Written task: Leave out the images and repeat the listing below without a single change.

Records for the exercise:
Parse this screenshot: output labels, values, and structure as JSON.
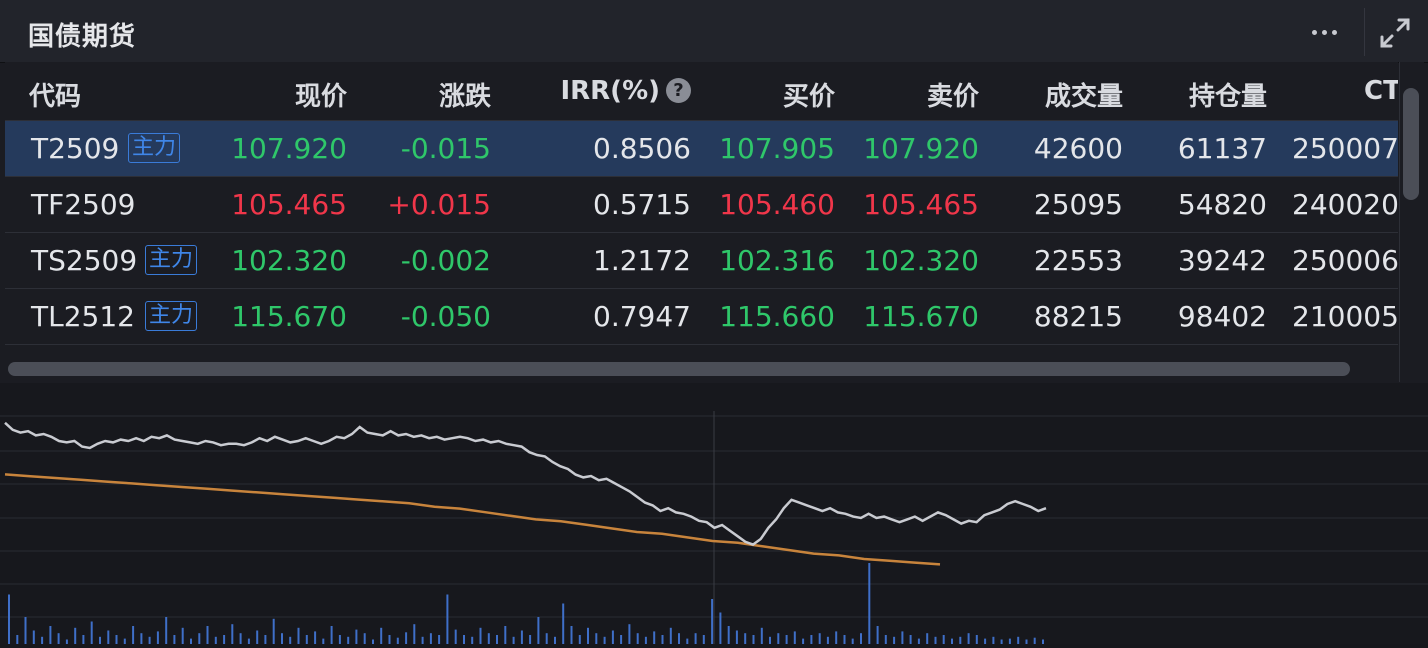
{
  "header": {
    "title": "国债期货"
  },
  "table": {
    "columns": [
      "代码",
      "现价",
      "涨跌",
      "IRR(%)",
      "买价",
      "卖价",
      "成交量",
      "持仓量",
      "CT"
    ],
    "rows": [
      {
        "code": "T2509",
        "tag": "主力",
        "price": "107.920",
        "change": "-0.015",
        "irr": "0.8506",
        "bid": "107.905",
        "ask": "107.920",
        "volume": "42600",
        "oi": "61137",
        "ct": "250007.",
        "tone": "green",
        "selected": true
      },
      {
        "code": "TF2509",
        "tag": "",
        "price": "105.465",
        "change": "+0.015",
        "irr": "0.5715",
        "bid": "105.460",
        "ask": "105.465",
        "volume": "25095",
        "oi": "54820",
        "ct": "240020.",
        "tone": "red",
        "selected": false
      },
      {
        "code": "TS2509",
        "tag": "主力",
        "price": "102.320",
        "change": "-0.002",
        "irr": "1.2172",
        "bid": "102.316",
        "ask": "102.320",
        "volume": "22553",
        "oi": "39242",
        "ct": "250006.",
        "tone": "green",
        "selected": false
      },
      {
        "code": "TL2512",
        "tag": "主力",
        "price": "115.670",
        "change": "-0.050",
        "irr": "0.7947",
        "bid": "115.660",
        "ask": "115.670",
        "volume": "88215",
        "oi": "98402",
        "ct": "210005.",
        "tone": "green",
        "selected": false
      }
    ]
  },
  "colors": {
    "up": "#f0364a",
    "down": "#2fc76a",
    "price_line": "#c9cbd1",
    "avg_line": "#c8843c",
    "volume_bar": "#3f6fc8",
    "selected_row": "#253a5c"
  },
  "icons": {
    "more": "more-dots-icon",
    "expand": "expand-arrows-icon",
    "help": "question-circle-icon"
  },
  "chart_data": {
    "type": "line",
    "price_series": [
      0.93,
      0.88,
      0.86,
      0.87,
      0.84,
      0.85,
      0.83,
      0.8,
      0.79,
      0.8,
      0.76,
      0.75,
      0.78,
      0.8,
      0.79,
      0.81,
      0.8,
      0.82,
      0.8,
      0.83,
      0.82,
      0.84,
      0.81,
      0.8,
      0.79,
      0.78,
      0.8,
      0.79,
      0.77,
      0.78,
      0.78,
      0.77,
      0.79,
      0.82,
      0.8,
      0.83,
      0.81,
      0.79,
      0.8,
      0.82,
      0.8,
      0.78,
      0.8,
      0.83,
      0.82,
      0.85,
      0.9,
      0.86,
      0.85,
      0.84,
      0.87,
      0.84,
      0.85,
      0.83,
      0.84,
      0.82,
      0.83,
      0.81,
      0.82,
      0.83,
      0.82,
      0.8,
      0.81,
      0.79,
      0.8,
      0.78,
      0.77,
      0.76,
      0.72,
      0.7,
      0.69,
      0.65,
      0.62,
      0.6,
      0.56,
      0.54,
      0.55,
      0.52,
      0.53,
      0.5,
      0.47,
      0.44,
      0.4,
      0.36,
      0.34,
      0.3,
      0.32,
      0.29,
      0.28,
      0.26,
      0.23,
      0.22,
      0.18,
      0.2,
      0.16,
      0.12,
      0.08,
      0.06,
      0.1,
      0.18,
      0.24,
      0.32,
      0.38,
      0.36,
      0.34,
      0.32,
      0.3,
      0.32,
      0.29,
      0.28,
      0.26,
      0.25,
      0.28,
      0.25,
      0.26,
      0.24,
      0.22,
      0.24,
      0.26,
      0.23,
      0.26,
      0.29,
      0.27,
      0.24,
      0.21,
      0.23,
      0.22,
      0.27,
      0.29,
      0.31,
      0.35,
      0.37,
      0.35,
      0.33,
      0.3,
      0.32
    ],
    "avg_series": [
      0.52,
      0.51,
      0.5,
      0.49,
      0.48,
      0.47,
      0.46,
      0.45,
      0.44,
      0.43,
      0.42,
      0.41,
      0.4,
      0.39,
      0.38,
      0.37,
      0.36,
      0.34,
      0.33,
      0.31,
      0.29,
      0.27,
      0.26,
      0.24,
      0.22,
      0.2,
      0.19,
      0.17,
      0.15,
      0.14,
      0.12,
      0.1,
      0.08,
      0.07,
      0.05,
      0.04,
      0.03,
      0.02
    ],
    "volume_series": [
      0.55,
      0.1,
      0.3,
      0.15,
      0.08,
      0.2,
      0.12,
      0.05,
      0.18,
      0.1,
      0.25,
      0.08,
      0.15,
      0.1,
      0.06,
      0.2,
      0.12,
      0.08,
      0.14,
      0.3,
      0.1,
      0.18,
      0.06,
      0.12,
      0.2,
      0.08,
      0.1,
      0.22,
      0.12,
      0.06,
      0.15,
      0.1,
      0.28,
      0.12,
      0.08,
      0.18,
      0.1,
      0.14,
      0.06,
      0.2,
      0.1,
      0.08,
      0.16,
      0.12,
      0.05,
      0.18,
      0.1,
      0.07,
      0.13,
      0.22,
      0.08,
      0.12,
      0.1,
      0.55,
      0.16,
      0.1,
      0.08,
      0.18,
      0.12,
      0.1,
      0.2,
      0.08,
      0.15,
      0.1,
      0.3,
      0.12,
      0.08,
      0.45,
      0.2,
      0.1,
      0.18,
      0.12,
      0.08,
      0.15,
      0.1,
      0.22,
      0.12,
      0.08,
      0.14,
      0.1,
      0.18,
      0.12,
      0.06,
      0.12,
      0.1,
      0.5,
      0.35,
      0.2,
      0.15,
      0.12,
      0.1,
      0.18,
      0.08,
      0.12,
      0.1,
      0.14,
      0.06,
      0.1,
      0.12,
      0.08,
      0.14,
      0.1,
      0.06,
      0.12,
      0.9,
      0.2,
      0.1,
      0.08,
      0.14,
      0.1,
      0.06,
      0.12,
      0.08,
      0.1,
      0.06,
      0.08,
      0.12,
      0.1,
      0.06,
      0.08,
      0.05,
      0.06,
      0.08,
      0.05,
      0.07,
      0.05
    ]
  }
}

Expected answer:
Parse this screenshot: output labels, values, and structure as JSON.
{
  "header": {
    "title": "国债期货"
  },
  "table": {
    "columns": [
      "代码",
      "现价",
      "涨跌",
      "IRR(%)",
      "买价",
      "卖价",
      "成交量",
      "持仓量",
      "CT"
    ],
    "rows": [
      {
        "code": "T2509",
        "tag": "主力",
        "price": "107.920",
        "change": "-0.015",
        "irr": "0.8506",
        "bid": "107.905",
        "ask": "107.920",
        "volume": "42600",
        "oi": "61137",
        "ct": "250007.",
        "tone": "green",
        "selected": true
      },
      {
        "code": "TF2509",
        "tag": "",
        "price": "105.465",
        "change": "+0.015",
        "irr": "0.5715",
        "bid": "105.460",
        "ask": "105.465",
        "volume": "25095",
        "oi": "54820",
        "ct": "240020.",
        "tone": "red",
        "selected": false
      },
      {
        "code": "TS2509",
        "tag": "主力",
        "price": "102.320",
        "change": "-0.002",
        "irr": "1.2172",
        "bid": "102.316",
        "ask": "102.320",
        "volume": "22553",
        "oi": "39242",
        "ct": "250006.",
        "tone": "green",
        "selected": false
      },
      {
        "code": "TL2512",
        "tag": "主力",
        "price": "115.670",
        "change": "-0.050",
        "irr": "0.7947",
        "bid": "115.660",
        "ask": "115.670",
        "volume": "88215",
        "oi": "98402",
        "ct": "210005.",
        "tone": "green",
        "selected": false
      }
    ]
  },
  "colors": {
    "up": "#f0364a",
    "down": "#2fc76a",
    "price_line": "#c9cbd1",
    "avg_line": "#c8843c",
    "volume_bar": "#3f6fc8",
    "selected_row": "#253a5c"
  },
  "icons": {
    "more": "more-dots-icon",
    "expand": "expand-arrows-icon",
    "help": "question-circle-icon"
  },
  "chart_data": {
    "type": "line",
    "price_series": [
      0.93,
      0.88,
      0.86,
      0.87,
      0.84,
      0.85,
      0.83,
      0.8,
      0.79,
      0.8,
      0.76,
      0.75,
      0.78,
      0.8,
      0.79,
      0.81,
      0.8,
      0.82,
      0.8,
      0.83,
      0.82,
      0.84,
      0.81,
      0.8,
      0.79,
      0.78,
      0.8,
      0.79,
      0.77,
      0.78,
      0.78,
      0.77,
      0.79,
      0.82,
      0.8,
      0.83,
      0.81,
      0.79,
      0.8,
      0.82,
      0.8,
      0.78,
      0.8,
      0.83,
      0.82,
      0.85,
      0.9,
      0.86,
      0.85,
      0.84,
      0.87,
      0.84,
      0.85,
      0.83,
      0.84,
      0.82,
      0.83,
      0.81,
      0.82,
      0.83,
      0.82,
      0.8,
      0.81,
      0.79,
      0.8,
      0.78,
      0.77,
      0.76,
      0.72,
      0.7,
      0.69,
      0.65,
      0.62,
      0.6,
      0.56,
      0.54,
      0.55,
      0.52,
      0.53,
      0.5,
      0.47,
      0.44,
      0.4,
      0.36,
      0.34,
      0.3,
      0.32,
      0.29,
      0.28,
      0.26,
      0.23,
      0.22,
      0.18,
      0.2,
      0.16,
      0.12,
      0.08,
      0.06,
      0.1,
      0.18,
      0.24,
      0.32,
      0.38,
      0.36,
      0.34,
      0.32,
      0.3,
      0.32,
      0.29,
      0.28,
      0.26,
      0.25,
      0.28,
      0.25,
      0.26,
      0.24,
      0.22,
      0.24,
      0.26,
      0.23,
      0.26,
      0.29,
      0.27,
      0.24,
      0.21,
      0.23,
      0.22,
      0.27,
      0.29,
      0.31,
      0.35,
      0.37,
      0.35,
      0.33,
      0.3,
      0.32
    ],
    "avg_series": [
      0.52,
      0.51,
      0.5,
      0.49,
      0.48,
      0.47,
      0.46,
      0.45,
      0.44,
      0.43,
      0.42,
      0.41,
      0.4,
      0.39,
      0.38,
      0.37,
      0.36,
      0.34,
      0.33,
      0.31,
      0.29,
      0.27,
      0.26,
      0.24,
      0.22,
      0.2,
      0.19,
      0.17,
      0.15,
      0.14,
      0.12,
      0.1,
      0.08,
      0.07,
      0.05,
      0.04,
      0.03,
      0.02
    ],
    "volume_series": [
      0.55,
      0.1,
      0.3,
      0.15,
      0.08,
      0.2,
      0.12,
      0.05,
      0.18,
      0.1,
      0.25,
      0.08,
      0.15,
      0.1,
      0.06,
      0.2,
      0.12,
      0.08,
      0.14,
      0.3,
      0.1,
      0.18,
      0.06,
      0.12,
      0.2,
      0.08,
      0.1,
      0.22,
      0.12,
      0.06,
      0.15,
      0.1,
      0.28,
      0.12,
      0.08,
      0.18,
      0.1,
      0.14,
      0.06,
      0.2,
      0.1,
      0.08,
      0.16,
      0.12,
      0.05,
      0.18,
      0.1,
      0.07,
      0.13,
      0.22,
      0.08,
      0.12,
      0.1,
      0.55,
      0.16,
      0.1,
      0.08,
      0.18,
      0.12,
      0.1,
      0.2,
      0.08,
      0.15,
      0.1,
      0.3,
      0.12,
      0.08,
      0.45,
      0.2,
      0.1,
      0.18,
      0.12,
      0.08,
      0.15,
      0.1,
      0.22,
      0.12,
      0.08,
      0.14,
      0.1,
      0.18,
      0.12,
      0.06,
      0.12,
      0.1,
      0.5,
      0.35,
      0.2,
      0.15,
      0.12,
      0.1,
      0.18,
      0.08,
      0.12,
      0.1,
      0.14,
      0.06,
      0.1,
      0.12,
      0.08,
      0.14,
      0.1,
      0.06,
      0.12,
      0.9,
      0.2,
      0.1,
      0.08,
      0.14,
      0.1,
      0.06,
      0.12,
      0.08,
      0.1,
      0.06,
      0.08,
      0.12,
      0.1,
      0.06,
      0.08,
      0.05,
      0.06,
      0.08,
      0.05,
      0.07,
      0.05
    ]
  }
}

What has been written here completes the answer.